→ **The problem**:
Where the data below has the string "system", return the whole line.

→ **Data**:
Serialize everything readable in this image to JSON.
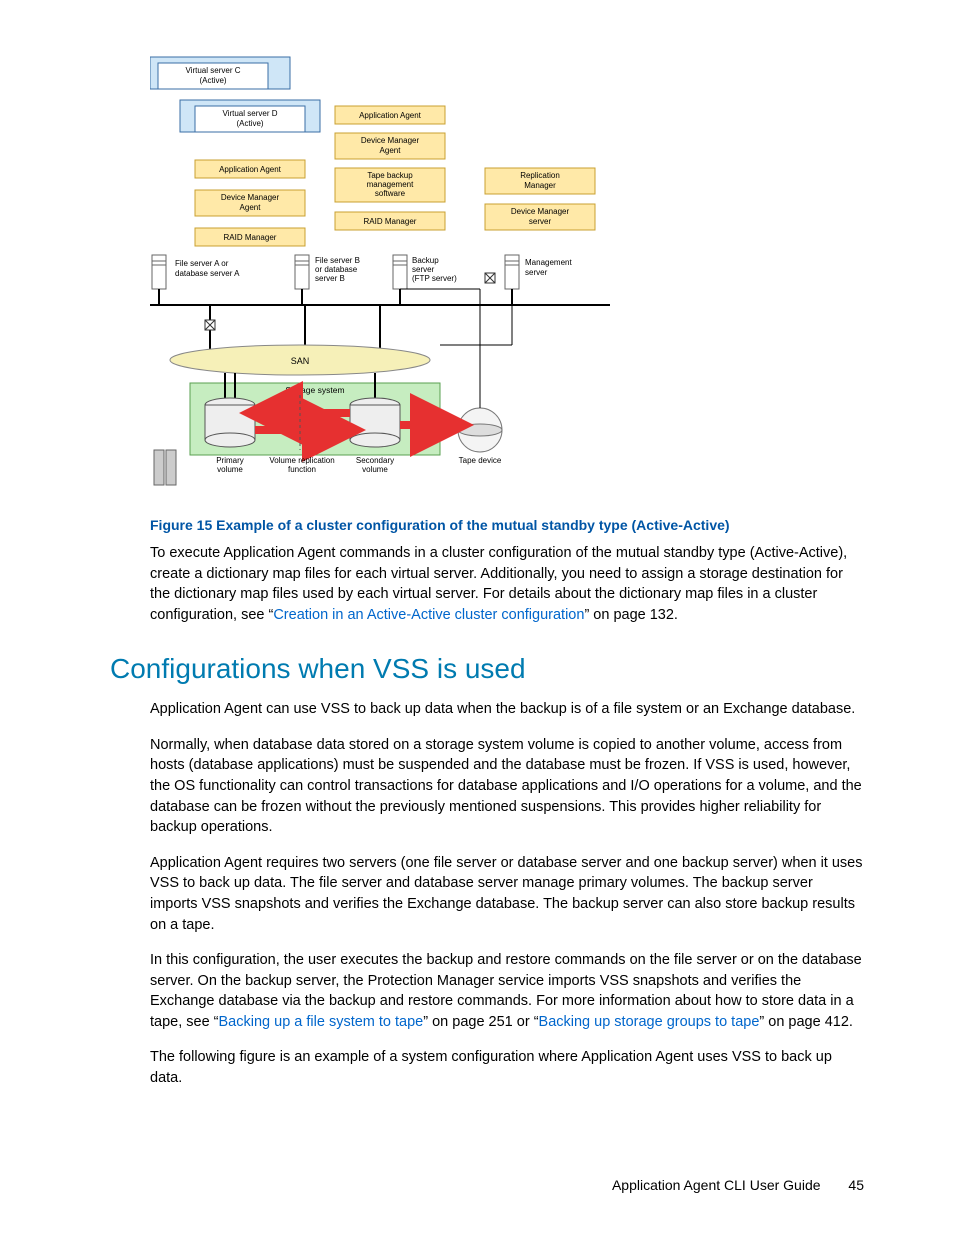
{
  "diagram": {
    "vserverC": "Virtual server C\n(Active)",
    "vserverD": "Virtual server D\n(Active)",
    "appAgent": "Application Agent",
    "devMgrAgent": "Device Manager\nAgent",
    "raidMgr": "RAID Manager",
    "tapeBackup": "Tape backup\nmanagement\nsoftware",
    "replMgr": "Replication\nManager",
    "devMgrServer": "Device Manager\nserver",
    "fileA": "File server A or\ndatabase server A",
    "fileB": "File server B\nor database\nserver B",
    "backupSrv": "Backup\nserver\n(FTP server)",
    "mgmtSrv": "Management\nserver",
    "san": "SAN",
    "storage": "Storage system",
    "primary": "Primary\nvolume",
    "volRepl": "Volume replication\nfunction",
    "secondary": "Secondary\nvolume",
    "tapeDev": "Tape device"
  },
  "figureCaption": "Figure 15 Example of a cluster configuration of the mutual standby type (Active-Active)",
  "para1a": "To execute Application Agent commands in a cluster configuration of the mutual standby type (Active-Active), create a dictionary map files for each virtual server. Additionally, you need to assign a storage destination for the dictionary map files used by each virtual server. For details about the dictionary map files in a cluster configuration, see “",
  "para1link": "Creation in an Active-Active cluster configuration",
  "para1b": "” on page 132.",
  "h2": "Configurations when VSS is used",
  "para2": "Application Agent can use VSS to back up data when the backup is of a file system or an Exchange database.",
  "para3": "Normally, when database data stored on a storage system volume is copied to another volume, access from hosts (database applications) must be suspended and the database must be frozen. If VSS is used, however, the OS functionality can control transactions for database applications and I/O operations for a volume, and the database can be frozen without the previously mentioned suspensions. This provides higher reliability for backup operations.",
  "para4": "Application Agent requires two servers (one file server or database server and one backup server) when it uses VSS to back up data. The file server and database server manage primary volumes. The backup server imports VSS snapshots and verifies the Exchange database. The backup server can also store backup results on a tape.",
  "para5a": "In this configuration, the user executes the backup and restore commands on the file server or on the database server. On the backup server, the Protection Manager service imports VSS snapshots and verifies the Exchange database via the backup and restore commands. For more information about how to store data in a tape, see “",
  "para5link1": "Backing up a file system to tape",
  "para5b": "” on page 251 or “",
  "para5link2": "Backing up storage groups to tape",
  "para5c": "” on page 412.",
  "para6": "The following figure is an example of a system configuration where Application Agent uses VSS to back up data.",
  "footerTitle": "Application Agent CLI User Guide",
  "pageNum": "45"
}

→ **Right answer**:
    "storage": "Storage system",
  "para2": "Application Agent can use VSS to back up data when the backup is of a file system or an Exchange database.",
  "para3": "Normally, when database data stored on a storage system volume is copied to another volume, access from hosts (database applications) must be suspended and the database must be frozen. If VSS is used, however, the OS functionality can control transactions for database applications and I/O operations for a volume, and the database can be frozen without the previously mentioned suspensions. This provides higher reliability for backup operations.",
  "para5link1": "Backing up a file system to tape",
  "para6": "The following figure is an example of a system configuration where Application Agent uses VSS to back up data.",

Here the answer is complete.